WHAT IS ASKED:
Return the listing below unchanged, minus its pictures.

Saved entries:
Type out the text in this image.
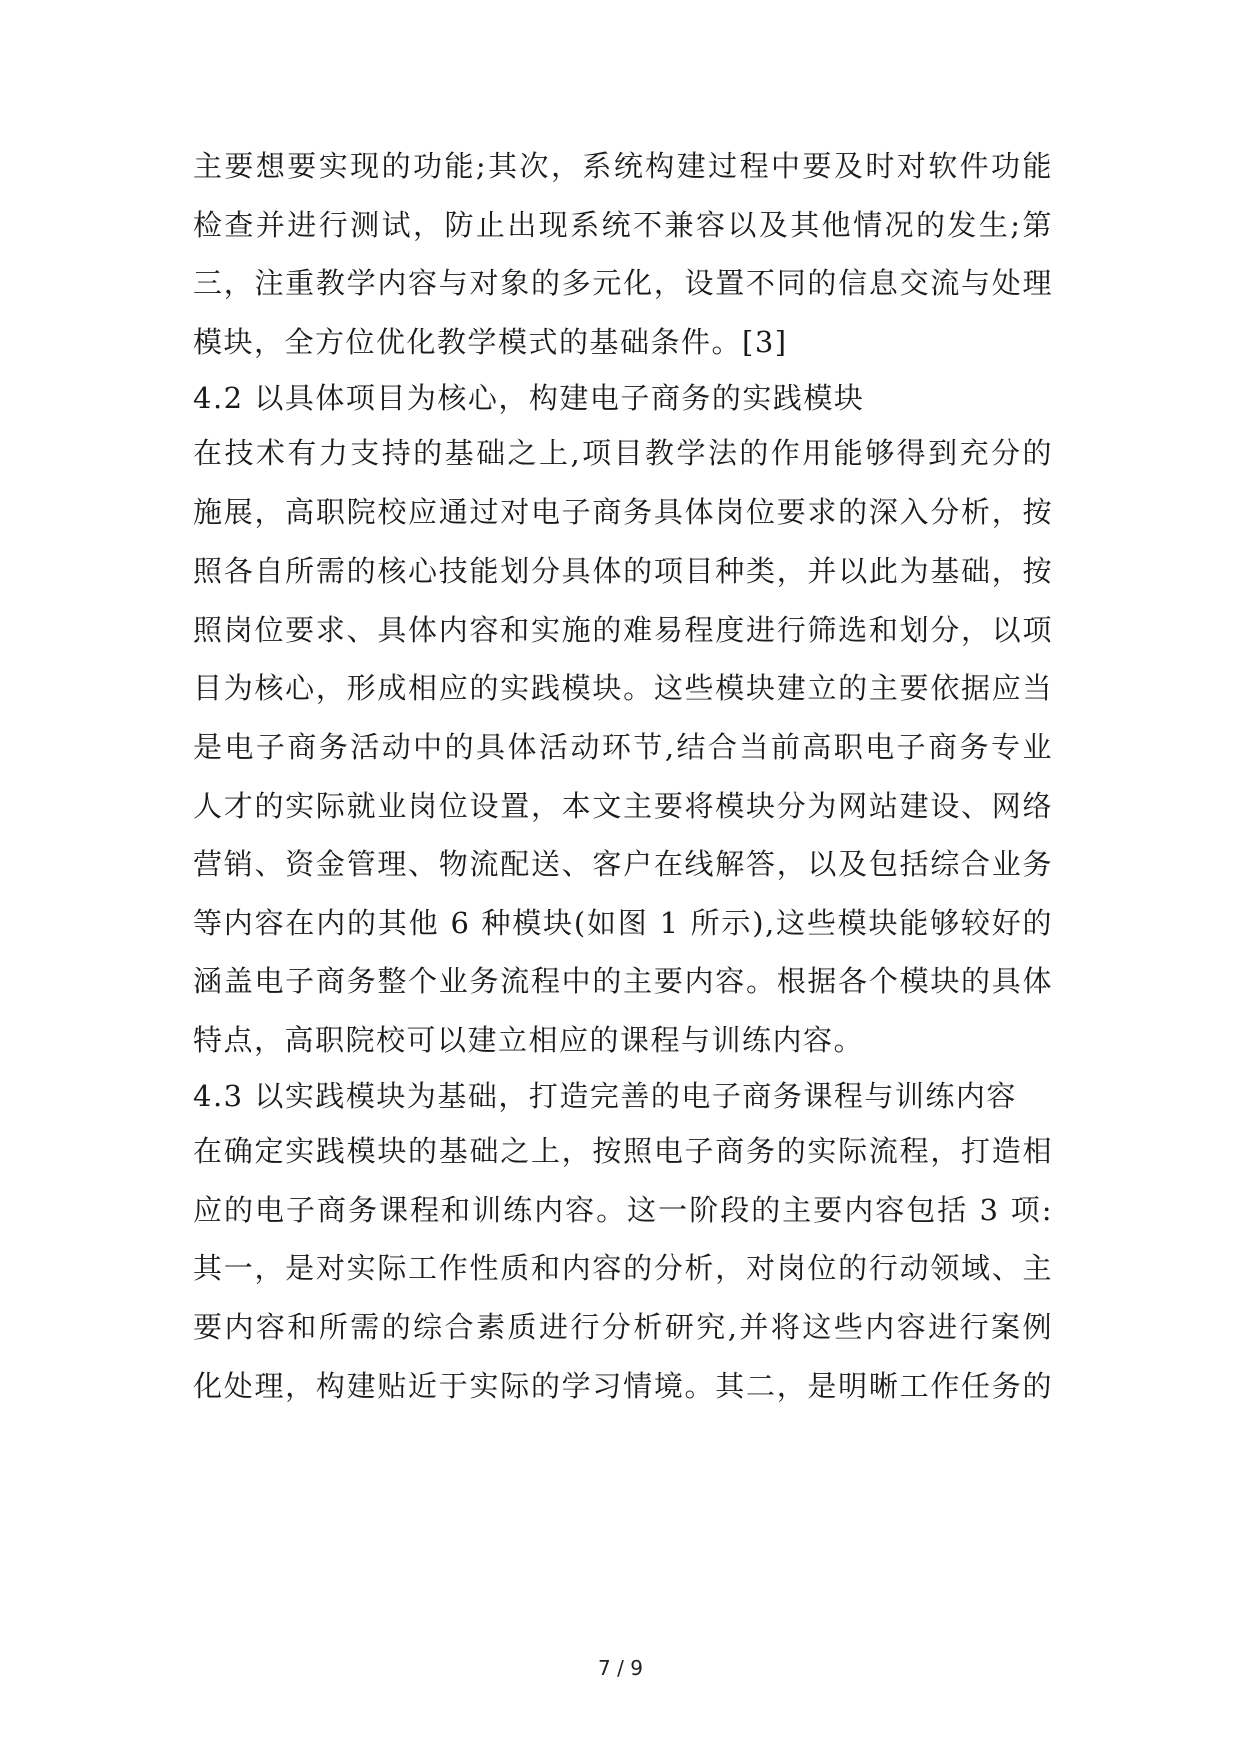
主要想要实现的功能;其次，系统构建过程中要及时对软件功能
检查并进行测试，防止出现系统不兼容以及其他情况的发生;第
三，注重教学内容与对象的多元化，设置不同的信息交流与处理
模块，全方位优化教学模式的基础条件。[3]
4.2 以具体项目为核心，构建电子商务的实践模块
在技术有力支持的基础之上,项目教学法的作用能够得到充分的
施展，高职院校应通过对电子商务具体岗位要求的深入分析，按
照各自所需的核心技能划分具体的项目种类，并以此为基础，按
照岗位要求、具体内容和实施的难易程度进行筛选和划分，以项
目为核心，形成相应的实践模块。这些模块建立的主要依据应当
是电子商务活动中的具体活动环节,结合当前高职电子商务专业
人才的实际就业岗位设置，本文主要将模块分为网站建设、网络
营销、资金管理、物流配送、客户在线解答，以及包括综合业务
等内容在内的其他 6 种模块(如图 1 所示),这些模块能够较好的
涵盖电子商务整个业务流程中的主要内容。根据各个模块的具体
特点，高职院校可以建立相应的课程与训练内容。
4.3 以实践模块为基础，打造完善的电子商务课程与训练内容
在确定实践模块的基础之上，按照电子商务的实际流程，打造相
应的电子商务课程和训练内容。这一阶段的主要内容包括 3 项:
其一，是对实际工作性质和内容的分析，对岗位的行动领域、主
要内容和所需的综合素质进行分析研究,并将这些内容进行案例
化处理，构建贴近于实际的学习情境。其二，是明晰工作任务的
7 / 9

OUTPUT OF THE TASK:
Type out the text in this image.
主要想要实现的功能;其次，系统构建过程中要及时对软件功能
检查并进行测试，防止出现系统不兼容以及其他情况的发生;第
三，注重教学内容与对象的多元化，设置不同的信息交流与处理
模块，全方位优化教学模式的基础条件。[3]
4.2 以具体项目为核心，构建电子商务的实践模块
在技术有力支持的基础之上,项目教学法的作用能够得到充分的
施展，高职院校应通过对电子商务具体岗位要求的深入分析，按
照各自所需的核心技能划分具体的项目种类，并以此为基础，按
照岗位要求、具体内容和实施的难易程度进行筛选和划分，以项
目为核心，形成相应的实践模块。这些模块建立的主要依据应当
是电子商务活动中的具体活动环节,结合当前高职电子商务专业
人才的实际就业岗位设置，本文主要将模块分为网站建设、网络
营销、资金管理、物流配送、客户在线解答，以及包括综合业务
等内容在内的其他 6 种模块(如图 1 所示),这些模块能够较好的
涵盖电子商务整个业务流程中的主要内容。根据各个模块的具体
特点，高职院校可以建立相应的课程与训练内容。
4.3 以实践模块为基础，打造完善的电子商务课程与训练内容
在确定实践模块的基础之上，按照电子商务的实际流程，打造相
应的电子商务课程和训练内容。这一阶段的主要内容包括 3 项:
其一，是对实际工作性质和内容的分析，对岗位的行动领域、主
要内容和所需的综合素质进行分析研究,并将这些内容进行案例
化处理，构建贴近于实际的学习情境。其二，是明晰工作任务的
7 / 9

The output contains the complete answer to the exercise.